◆ What you are asked to do: Copy every entry exactly.

◆ Excerpt from a dataset:

>> START

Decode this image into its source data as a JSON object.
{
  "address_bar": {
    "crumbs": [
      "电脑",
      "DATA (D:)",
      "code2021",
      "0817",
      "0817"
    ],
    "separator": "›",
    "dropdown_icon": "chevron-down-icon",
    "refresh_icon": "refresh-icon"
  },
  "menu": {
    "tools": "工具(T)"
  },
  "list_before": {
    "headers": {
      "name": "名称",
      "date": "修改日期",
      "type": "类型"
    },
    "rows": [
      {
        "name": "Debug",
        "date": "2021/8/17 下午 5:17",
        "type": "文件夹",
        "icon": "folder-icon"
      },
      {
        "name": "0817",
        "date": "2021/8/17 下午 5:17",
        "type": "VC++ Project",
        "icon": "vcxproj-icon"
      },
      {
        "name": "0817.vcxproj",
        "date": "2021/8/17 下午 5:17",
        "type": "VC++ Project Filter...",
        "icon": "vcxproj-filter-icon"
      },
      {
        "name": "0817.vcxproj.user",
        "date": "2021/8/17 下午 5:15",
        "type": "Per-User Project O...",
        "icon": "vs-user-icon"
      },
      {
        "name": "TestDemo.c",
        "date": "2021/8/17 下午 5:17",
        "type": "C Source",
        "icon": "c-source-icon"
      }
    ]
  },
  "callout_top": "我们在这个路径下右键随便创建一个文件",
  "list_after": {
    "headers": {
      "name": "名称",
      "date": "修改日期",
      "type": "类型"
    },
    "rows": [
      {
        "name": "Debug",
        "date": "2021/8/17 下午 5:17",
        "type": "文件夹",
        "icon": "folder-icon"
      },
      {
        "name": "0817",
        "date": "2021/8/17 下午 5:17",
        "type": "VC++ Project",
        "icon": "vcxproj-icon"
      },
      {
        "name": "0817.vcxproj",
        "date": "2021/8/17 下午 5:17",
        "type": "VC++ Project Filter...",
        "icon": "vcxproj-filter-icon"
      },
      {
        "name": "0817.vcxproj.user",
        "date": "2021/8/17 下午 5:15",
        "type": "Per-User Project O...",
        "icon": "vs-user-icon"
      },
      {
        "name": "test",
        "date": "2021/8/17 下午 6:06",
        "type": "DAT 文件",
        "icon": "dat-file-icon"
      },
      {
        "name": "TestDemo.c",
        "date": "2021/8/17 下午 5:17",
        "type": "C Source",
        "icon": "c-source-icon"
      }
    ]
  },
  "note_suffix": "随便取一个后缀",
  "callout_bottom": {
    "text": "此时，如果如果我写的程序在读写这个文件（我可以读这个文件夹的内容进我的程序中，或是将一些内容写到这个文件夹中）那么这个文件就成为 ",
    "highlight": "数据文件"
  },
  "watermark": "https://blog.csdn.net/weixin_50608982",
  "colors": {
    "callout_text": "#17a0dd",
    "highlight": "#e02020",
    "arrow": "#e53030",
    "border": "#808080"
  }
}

>> END

◆ Worked solution:
Decode this image into its source data as a JSON object.
{
  "address_bar": {
    "crumbs": [
      "电脑",
      "DATA (D:)",
      "code2021",
      "0817",
      "0817"
    ],
    "separator": "›",
    "dropdown_icon": "chevron-down-icon",
    "refresh_icon": "refresh-icon"
  },
  "menu": {
    "tools": "工具(T)"
  },
  "list_before": {
    "headers": {
      "name": "名称",
      "date": "修改日期",
      "type": "类型"
    },
    "rows": [
      {
        "name": "Debug",
        "date": "2021/8/17 下午 5:17",
        "type": "文件夹",
        "icon": "folder-icon"
      },
      {
        "name": "0817",
        "date": "2021/8/17 下午 5:17",
        "type": "VC++ Project",
        "icon": "vcxproj-icon"
      },
      {
        "name": "0817.vcxproj",
        "date": "2021/8/17 下午 5:17",
        "type": "VC++ Project Filter...",
        "icon": "vcxproj-filter-icon"
      },
      {
        "name": "0817.vcxproj.user",
        "date": "2021/8/17 下午 5:15",
        "type": "Per-User Project O...",
        "icon": "vs-user-icon"
      },
      {
        "name": "TestDemo.c",
        "date": "2021/8/17 下午 5:17",
        "type": "C Source",
        "icon": "c-source-icon"
      }
    ]
  },
  "callout_top": "我们在这个路径下右键随便创建一个文件",
  "list_after": {
    "headers": {
      "name": "名称",
      "date": "修改日期",
      "type": "类型"
    },
    "rows": [
      {
        "name": "Debug",
        "date": "2021/8/17 下午 5:17",
        "type": "文件夹",
        "icon": "folder-icon"
      },
      {
        "name": "0817",
        "date": "2021/8/17 下午 5:17",
        "type": "VC++ Project",
        "icon": "vcxproj-icon"
      },
      {
        "name": "0817.vcxproj",
        "date": "2021/8/17 下午 5:17",
        "type": "VC++ Project Filter...",
        "icon": "vcxproj-filter-icon"
      },
      {
        "name": "0817.vcxproj.user",
        "date": "2021/8/17 下午 5:15",
        "type": "Per-User Project O...",
        "icon": "vs-user-icon"
      },
      {
        "name": "test",
        "date": "2021/8/17 下午 6:06",
        "type": "DAT 文件",
        "icon": "dat-file-icon"
      },
      {
        "name": "TestDemo.c",
        "date": "2021/8/17 下午 5:17",
        "type": "C Source",
        "icon": "c-source-icon"
      }
    ]
  },
  "note_suffix": "随便取一个后缀",
  "callout_bottom": {
    "text": "此时，如果如果我写的程序在读写这个文件（我可以读这个文件夹的内容进我的程序中，或是将一些内容写到这个文件夹中）那么这个文件就成为 ",
    "highlight": "数据文件"
  },
  "watermark": "https://blog.csdn.net/weixin_50608982",
  "colors": {
    "callout_text": "#17a0dd",
    "highlight": "#e02020",
    "arrow": "#e53030",
    "border": "#808080"
  }
}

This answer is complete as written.